* [Written exercise]:
Identify the lines in the data below that contain "bukan" and give only how many there are.

* [The records]:
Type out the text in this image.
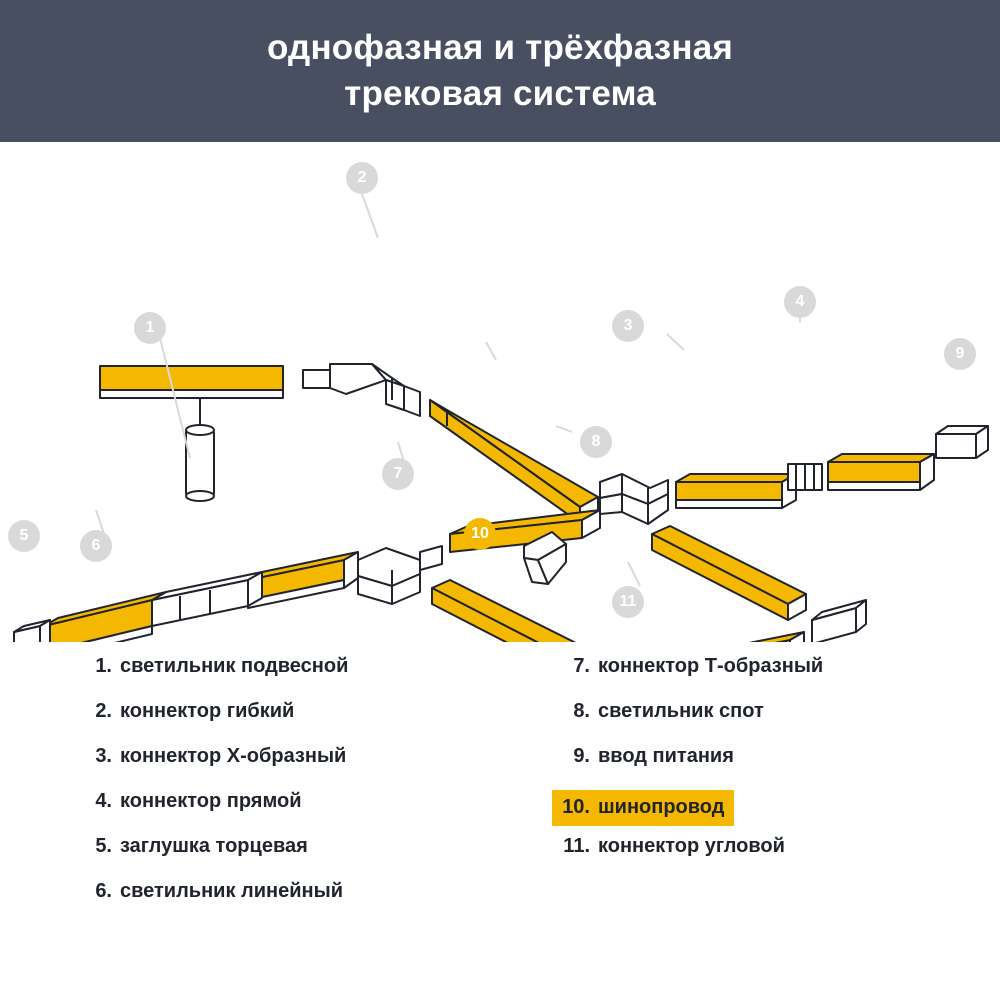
однофазная и трёхфазная
трековая система
1
2
3
4
5
6
7
8
9
10
11
1. светильник подвесной
2. коннектор гибкий
3. коннектор X-образный
4. коннектор прямой
5. заглушка торцевая
6. светильник линейный
7. коннектор Т-образный
8. светильник спот
9. ввод питания
10. шинопровод
11. коннектор угловой
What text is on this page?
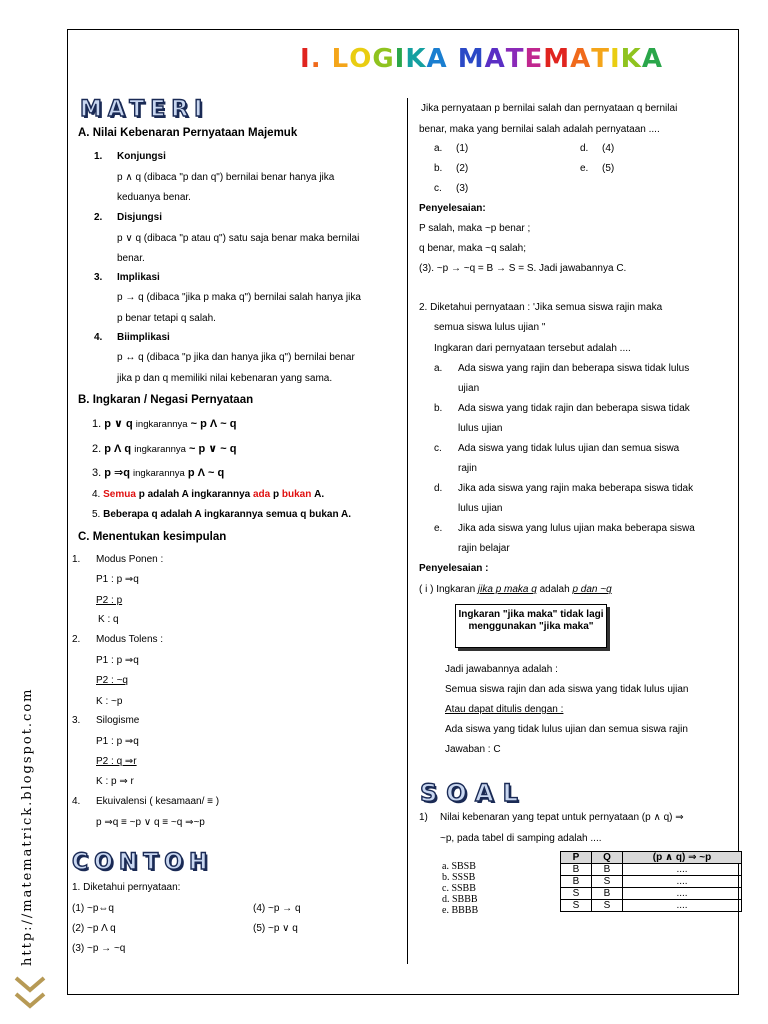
http://matematrick.blogspot.com
I. LOGIKA MATEMATIKA
MATERI
A. Nilai Kebenaran Pernyataan Majemuk
1. Konjungsi
p ∧ q (dibaca "p dan q") bernilai benar hanya jika
keduanya benar.
2. Disjungsi
p ∨ q (dibaca "p atau q") satu saja benar maka bernilai
benar.
3. Implikasi
p → q (dibaca "jika p maka q") bernilai salah hanya jika
p benar tetapi q salah.
4. Biimplikasi
p ↔ q (dibaca "p jika dan hanya jika q") bernilai benar
jika p dan q memiliki nilai kebenaran yang sama.
B. Ingkaran / Negasi Pernyataan
1. p ∨ q ingkarannya ~ p Λ ~ q
2. p Λ q ingkarannya ~ p ∨ ~ q
3. p ⇒q ingkarannya p Λ ~ q
4. Semua p adalah A ingkarannya ada p bukan A.
5. Beberapa q adalah A ingkarannya semua q bukan A.
C. Menentukan kesimpulan
1. Modus Ponen :
P1 : p ⇒q
P2 : p
K : q
2. Modus Tolens :
P1 : p ⇒q
P2 : ~q
K : ~p
3. Silogisme
P1 : p ⇒q
P2 : q ⇒r
K : p ⇒ r
4. Ekuivalensi ( kesamaan/ ≡ )
p ⇒q ≡ ~p ∨ q ≡ ~q ⇒~p
CONTOH
1. Diketahui pernyataan:
(1) ~p⇔q
(2) ~p Λ q
(3) ~p → ~q
(4) ~p → q
(5) ~p ∨ q
Jika pernyataan p bernilai salah dan pernyataan q bernilai
benar, maka yang bernilai salah adalah pernyataan ....
a. (1)	d. (4)
b. (2)	e. (5)
c. (3)
Penyelesaian:
P salah, maka ~p benar ;
q benar, maka ~q salah;
(3). ~p → ~q = B → S = S. Jadi jawabannya C.
2. Diketahui pernyataan : 'Jika semua siswa rajin maka
semua siswa lulus ujian "
Ingkaran dari pernyataan tersebut adalah ....
a. Ada siswa yang rajin dan beberapa siswa tidak lulus
ujian
b. Ada siswa yang tidak rajin dan beberapa siswa tidak
lulus ujian
c. Ada siswa yang tidak lulus ujian dan semua siswa
rajin
d. Jika ada siswa yang rajin maka beberapa siswa tidak
lulus ujian
e. Jika ada siswa yang lulus ujian maka beberapa siswa
rajin belajar
Penyelesaian :
( i ) Ingkaran jika p maka q adalah p dan ~q
Ingkaran "jika maka" tidak lagi menggunakan "jika maka"
Jadi jawabannya adalah :
Semua siswa rajin dan ada siswa yang tidak lulus ujian
Atau dapat ditulis dengan :
Ada siswa yang tidak lulus ujian dan semua siswa rajin
Jawaban : C
SOAL
1) Nilai kebenaran yang tepat untuk pernyataan (p ∧ q) ⇒
~p, pada tabel di samping adalah ....
a. SBSB
b. SSSB
c. SSBB
d. SBBB
e. BBBB
P	Q	(p ∧ q) ⇒ ~p
B	B	....
B	S	....
S	B	....
S	S	....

* [Complete output]:
2